Your goal
Only the number is needed: how many lines contain the word "bought"?

Given records
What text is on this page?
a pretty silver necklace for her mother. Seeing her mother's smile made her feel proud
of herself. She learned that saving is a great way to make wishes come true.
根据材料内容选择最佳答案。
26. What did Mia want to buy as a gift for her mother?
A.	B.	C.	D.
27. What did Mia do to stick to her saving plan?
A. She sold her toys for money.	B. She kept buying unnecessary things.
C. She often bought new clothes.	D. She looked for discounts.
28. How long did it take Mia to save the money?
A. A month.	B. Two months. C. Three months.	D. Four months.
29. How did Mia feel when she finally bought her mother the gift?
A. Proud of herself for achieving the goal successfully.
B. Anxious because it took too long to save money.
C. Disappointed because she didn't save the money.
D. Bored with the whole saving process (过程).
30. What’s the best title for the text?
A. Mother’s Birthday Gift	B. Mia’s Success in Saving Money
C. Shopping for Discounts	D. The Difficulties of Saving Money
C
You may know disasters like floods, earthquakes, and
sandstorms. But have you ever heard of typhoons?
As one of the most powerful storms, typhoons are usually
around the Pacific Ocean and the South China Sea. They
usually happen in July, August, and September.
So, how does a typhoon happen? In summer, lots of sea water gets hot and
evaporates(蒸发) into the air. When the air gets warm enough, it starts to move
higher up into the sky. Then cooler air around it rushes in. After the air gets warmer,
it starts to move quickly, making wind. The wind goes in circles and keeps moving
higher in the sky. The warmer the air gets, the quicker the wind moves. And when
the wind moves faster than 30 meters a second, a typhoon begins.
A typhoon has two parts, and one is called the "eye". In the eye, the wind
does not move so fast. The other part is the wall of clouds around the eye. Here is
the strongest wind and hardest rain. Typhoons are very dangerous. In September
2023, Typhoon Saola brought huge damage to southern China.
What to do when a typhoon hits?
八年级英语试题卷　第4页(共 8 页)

Response to the task
2